## DESCRIPTION OF THE TASK
Return the listing below exactly, with the pictures dropped.

━━━ ITEMS

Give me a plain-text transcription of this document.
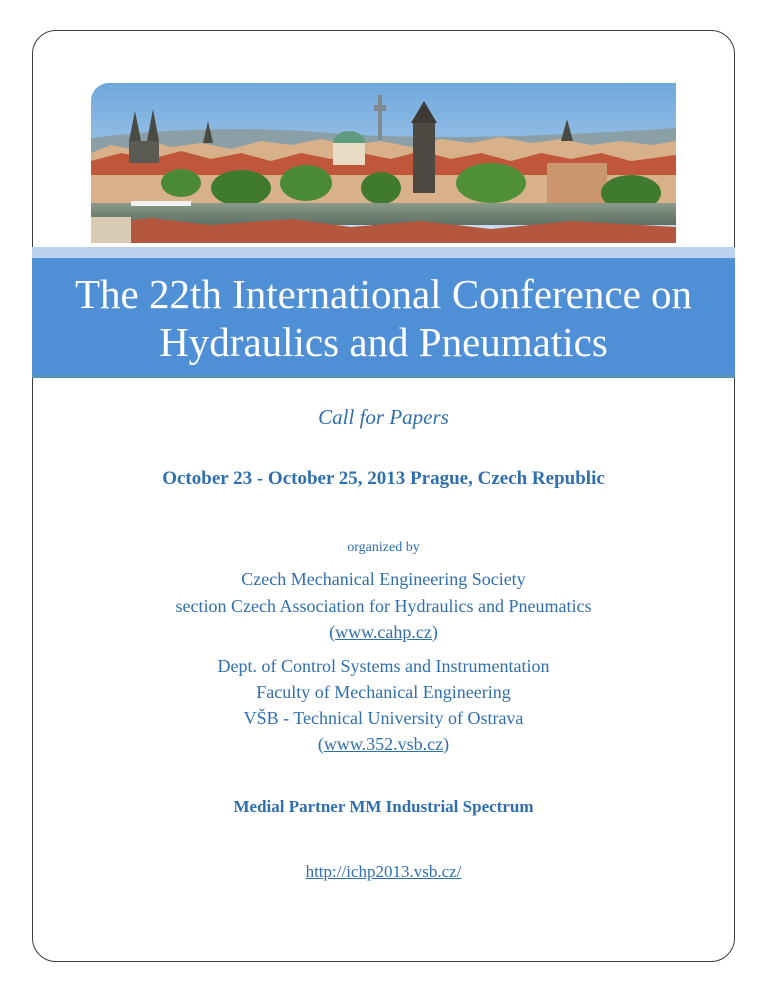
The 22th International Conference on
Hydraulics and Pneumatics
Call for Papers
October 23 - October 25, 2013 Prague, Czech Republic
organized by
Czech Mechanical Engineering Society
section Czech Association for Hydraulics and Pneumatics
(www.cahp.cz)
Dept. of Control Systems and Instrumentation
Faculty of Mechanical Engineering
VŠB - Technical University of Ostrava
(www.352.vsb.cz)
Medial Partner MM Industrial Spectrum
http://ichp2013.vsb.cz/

━━━━━━

## THE SOLUTION
Give me a plain-text transcription of this document.
The 22th International Conference on
Hydraulics and Pneumatics
Call for Papers
October 23 - October 25, 2013 Prague, Czech Republic
organized by
Czech Mechanical Engineering Society
section Czech Association for Hydraulics and Pneumatics
(www.cahp.cz)
Dept. of Control Systems and Instrumentation
Faculty of Mechanical Engineering
VŠB - Technical University of Ostrava
(www.352.vsb.cz)
Medial Partner MM Industrial Spectrum
http://ichp2013.vsb.cz/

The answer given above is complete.